- THE REQUEST -
Scan the records for the string "mois"; copy each line where it occurs.

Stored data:

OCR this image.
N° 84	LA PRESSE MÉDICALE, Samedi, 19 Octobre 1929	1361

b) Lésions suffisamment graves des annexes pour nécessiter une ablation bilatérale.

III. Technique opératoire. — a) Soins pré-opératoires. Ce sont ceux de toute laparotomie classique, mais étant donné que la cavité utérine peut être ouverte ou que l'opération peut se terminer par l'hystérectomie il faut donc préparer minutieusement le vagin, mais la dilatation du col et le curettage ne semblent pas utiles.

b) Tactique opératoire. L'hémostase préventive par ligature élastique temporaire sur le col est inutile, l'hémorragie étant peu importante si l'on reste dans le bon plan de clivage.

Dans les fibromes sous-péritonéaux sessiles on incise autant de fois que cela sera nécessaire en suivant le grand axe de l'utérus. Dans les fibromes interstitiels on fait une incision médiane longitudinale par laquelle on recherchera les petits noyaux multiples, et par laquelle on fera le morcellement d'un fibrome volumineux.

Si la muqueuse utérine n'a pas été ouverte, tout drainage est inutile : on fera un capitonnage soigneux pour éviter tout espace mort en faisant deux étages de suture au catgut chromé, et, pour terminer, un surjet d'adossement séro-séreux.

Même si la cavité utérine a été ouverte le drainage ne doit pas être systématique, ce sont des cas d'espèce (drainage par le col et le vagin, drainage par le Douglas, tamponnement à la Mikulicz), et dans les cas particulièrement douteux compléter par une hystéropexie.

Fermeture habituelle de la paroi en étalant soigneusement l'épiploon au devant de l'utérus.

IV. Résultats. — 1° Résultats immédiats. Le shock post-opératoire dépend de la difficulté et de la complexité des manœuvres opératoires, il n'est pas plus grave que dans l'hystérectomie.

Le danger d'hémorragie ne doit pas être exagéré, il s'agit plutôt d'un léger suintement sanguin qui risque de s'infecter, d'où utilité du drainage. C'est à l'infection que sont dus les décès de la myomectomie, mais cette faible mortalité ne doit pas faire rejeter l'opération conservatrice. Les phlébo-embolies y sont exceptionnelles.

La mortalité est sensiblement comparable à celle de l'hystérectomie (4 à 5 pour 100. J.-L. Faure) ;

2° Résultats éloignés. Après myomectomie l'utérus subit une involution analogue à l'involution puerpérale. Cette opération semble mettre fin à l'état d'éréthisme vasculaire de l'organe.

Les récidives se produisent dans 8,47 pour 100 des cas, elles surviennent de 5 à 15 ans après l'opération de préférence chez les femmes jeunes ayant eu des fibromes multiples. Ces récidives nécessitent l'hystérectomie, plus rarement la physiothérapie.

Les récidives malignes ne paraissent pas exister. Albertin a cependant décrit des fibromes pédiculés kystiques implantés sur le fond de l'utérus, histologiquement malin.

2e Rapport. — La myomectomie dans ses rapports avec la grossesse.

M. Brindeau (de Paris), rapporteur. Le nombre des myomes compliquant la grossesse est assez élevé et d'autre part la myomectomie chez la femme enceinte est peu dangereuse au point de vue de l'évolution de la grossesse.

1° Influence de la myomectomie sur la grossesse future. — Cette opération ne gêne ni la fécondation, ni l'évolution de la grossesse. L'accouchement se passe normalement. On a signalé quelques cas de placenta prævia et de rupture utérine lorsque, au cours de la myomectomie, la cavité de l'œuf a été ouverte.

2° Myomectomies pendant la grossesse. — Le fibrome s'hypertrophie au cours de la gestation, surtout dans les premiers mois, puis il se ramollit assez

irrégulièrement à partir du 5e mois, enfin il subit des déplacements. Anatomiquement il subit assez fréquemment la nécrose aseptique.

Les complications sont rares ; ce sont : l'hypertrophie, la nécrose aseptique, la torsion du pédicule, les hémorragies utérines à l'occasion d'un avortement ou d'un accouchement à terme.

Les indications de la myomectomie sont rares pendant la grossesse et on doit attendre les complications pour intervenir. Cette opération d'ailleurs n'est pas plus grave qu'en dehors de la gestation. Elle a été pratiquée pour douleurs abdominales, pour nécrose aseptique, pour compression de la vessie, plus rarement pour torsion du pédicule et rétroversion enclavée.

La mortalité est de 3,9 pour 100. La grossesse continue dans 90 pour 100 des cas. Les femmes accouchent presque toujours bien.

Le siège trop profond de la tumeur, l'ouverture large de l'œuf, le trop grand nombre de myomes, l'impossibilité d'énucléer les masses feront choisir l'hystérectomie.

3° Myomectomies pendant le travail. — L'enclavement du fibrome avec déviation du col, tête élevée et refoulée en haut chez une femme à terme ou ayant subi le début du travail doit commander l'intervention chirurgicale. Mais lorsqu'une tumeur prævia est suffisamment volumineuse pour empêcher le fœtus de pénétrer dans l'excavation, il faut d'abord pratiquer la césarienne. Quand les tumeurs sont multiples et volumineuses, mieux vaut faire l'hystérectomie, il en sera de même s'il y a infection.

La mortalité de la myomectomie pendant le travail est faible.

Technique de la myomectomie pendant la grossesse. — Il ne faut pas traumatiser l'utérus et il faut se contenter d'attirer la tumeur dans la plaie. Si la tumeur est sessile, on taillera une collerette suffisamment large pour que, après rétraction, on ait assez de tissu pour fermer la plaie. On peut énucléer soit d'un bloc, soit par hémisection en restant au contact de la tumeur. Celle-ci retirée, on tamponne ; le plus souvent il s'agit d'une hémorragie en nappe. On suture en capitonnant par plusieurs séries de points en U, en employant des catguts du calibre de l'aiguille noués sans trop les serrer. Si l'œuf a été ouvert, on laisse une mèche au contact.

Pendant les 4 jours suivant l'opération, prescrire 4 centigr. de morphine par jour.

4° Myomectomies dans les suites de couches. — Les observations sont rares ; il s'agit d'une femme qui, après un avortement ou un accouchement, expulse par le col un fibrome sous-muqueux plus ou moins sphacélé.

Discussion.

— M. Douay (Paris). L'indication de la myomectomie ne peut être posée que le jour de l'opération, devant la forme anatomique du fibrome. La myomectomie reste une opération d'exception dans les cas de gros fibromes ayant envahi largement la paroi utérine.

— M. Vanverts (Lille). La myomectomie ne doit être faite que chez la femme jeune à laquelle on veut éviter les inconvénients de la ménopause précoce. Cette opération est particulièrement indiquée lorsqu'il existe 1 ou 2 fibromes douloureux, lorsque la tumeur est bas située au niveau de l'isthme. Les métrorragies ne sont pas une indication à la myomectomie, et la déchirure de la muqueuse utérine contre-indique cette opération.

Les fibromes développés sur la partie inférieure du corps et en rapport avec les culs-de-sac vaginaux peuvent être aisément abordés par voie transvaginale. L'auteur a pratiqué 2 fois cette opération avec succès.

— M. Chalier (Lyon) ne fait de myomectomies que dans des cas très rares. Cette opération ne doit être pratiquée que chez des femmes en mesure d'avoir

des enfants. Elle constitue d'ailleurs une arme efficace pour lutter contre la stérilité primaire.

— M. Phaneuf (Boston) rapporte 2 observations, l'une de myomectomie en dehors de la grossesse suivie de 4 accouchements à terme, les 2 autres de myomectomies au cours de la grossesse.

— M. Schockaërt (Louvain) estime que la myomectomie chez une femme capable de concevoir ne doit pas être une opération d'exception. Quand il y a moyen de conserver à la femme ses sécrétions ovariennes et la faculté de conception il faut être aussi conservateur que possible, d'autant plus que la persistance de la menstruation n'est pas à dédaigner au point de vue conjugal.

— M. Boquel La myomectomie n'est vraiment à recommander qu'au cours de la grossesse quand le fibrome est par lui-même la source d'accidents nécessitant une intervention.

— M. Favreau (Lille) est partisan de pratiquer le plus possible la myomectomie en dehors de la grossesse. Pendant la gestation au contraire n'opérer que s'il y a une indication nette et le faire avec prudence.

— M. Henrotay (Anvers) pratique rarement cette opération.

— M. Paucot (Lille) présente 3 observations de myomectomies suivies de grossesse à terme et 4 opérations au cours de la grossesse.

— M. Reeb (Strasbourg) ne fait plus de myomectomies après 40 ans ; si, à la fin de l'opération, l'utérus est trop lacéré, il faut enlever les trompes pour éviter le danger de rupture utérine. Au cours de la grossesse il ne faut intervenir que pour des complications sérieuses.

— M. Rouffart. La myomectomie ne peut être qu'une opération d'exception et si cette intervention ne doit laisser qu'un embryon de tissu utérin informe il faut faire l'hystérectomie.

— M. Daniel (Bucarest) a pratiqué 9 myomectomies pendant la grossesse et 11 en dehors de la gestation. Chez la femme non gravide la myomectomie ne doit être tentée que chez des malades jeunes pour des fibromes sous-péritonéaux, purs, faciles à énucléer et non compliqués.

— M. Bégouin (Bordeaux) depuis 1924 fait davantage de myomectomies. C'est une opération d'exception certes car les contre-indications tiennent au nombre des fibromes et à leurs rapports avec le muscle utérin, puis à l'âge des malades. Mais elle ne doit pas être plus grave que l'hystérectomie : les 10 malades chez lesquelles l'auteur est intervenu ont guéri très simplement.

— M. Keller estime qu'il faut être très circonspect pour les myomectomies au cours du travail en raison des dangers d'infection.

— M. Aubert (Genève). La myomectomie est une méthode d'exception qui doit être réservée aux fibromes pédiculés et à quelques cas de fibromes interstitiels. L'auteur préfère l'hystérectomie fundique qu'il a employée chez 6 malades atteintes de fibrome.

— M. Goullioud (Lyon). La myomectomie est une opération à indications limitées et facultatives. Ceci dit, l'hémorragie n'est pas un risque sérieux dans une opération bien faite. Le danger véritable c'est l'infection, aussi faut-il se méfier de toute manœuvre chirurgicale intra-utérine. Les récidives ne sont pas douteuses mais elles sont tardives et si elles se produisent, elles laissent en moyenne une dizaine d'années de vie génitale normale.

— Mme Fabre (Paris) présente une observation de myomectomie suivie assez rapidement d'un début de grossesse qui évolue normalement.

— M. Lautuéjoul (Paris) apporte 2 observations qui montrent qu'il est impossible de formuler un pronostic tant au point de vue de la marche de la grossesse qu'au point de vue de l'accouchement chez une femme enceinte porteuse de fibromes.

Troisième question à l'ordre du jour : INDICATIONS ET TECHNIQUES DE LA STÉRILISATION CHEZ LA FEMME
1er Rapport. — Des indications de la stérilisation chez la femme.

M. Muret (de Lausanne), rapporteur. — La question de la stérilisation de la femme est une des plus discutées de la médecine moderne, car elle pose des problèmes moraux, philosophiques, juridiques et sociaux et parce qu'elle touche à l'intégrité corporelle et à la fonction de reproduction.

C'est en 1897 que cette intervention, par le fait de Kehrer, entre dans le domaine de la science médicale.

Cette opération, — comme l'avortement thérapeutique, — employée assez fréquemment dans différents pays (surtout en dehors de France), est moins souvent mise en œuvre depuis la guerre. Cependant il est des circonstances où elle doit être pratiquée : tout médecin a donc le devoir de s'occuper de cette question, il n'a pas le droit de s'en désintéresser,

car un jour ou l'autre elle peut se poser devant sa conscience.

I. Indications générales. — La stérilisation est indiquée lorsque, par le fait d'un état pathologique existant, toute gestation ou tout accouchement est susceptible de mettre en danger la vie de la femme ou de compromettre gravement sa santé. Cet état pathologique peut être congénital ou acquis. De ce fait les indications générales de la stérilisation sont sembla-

- FULL RESPONSE -
2° Myomectomies pendant la grossesse. — Le fibrome s'hypertrophie au cours de la gestation, surtout dans les premiers mois, puis il se ramollit assez
irrégulièrement à partir du 5e mois, enfin il subit des déplacements. Anatomiquement il subit assez fréquemment la nécrose aseptique.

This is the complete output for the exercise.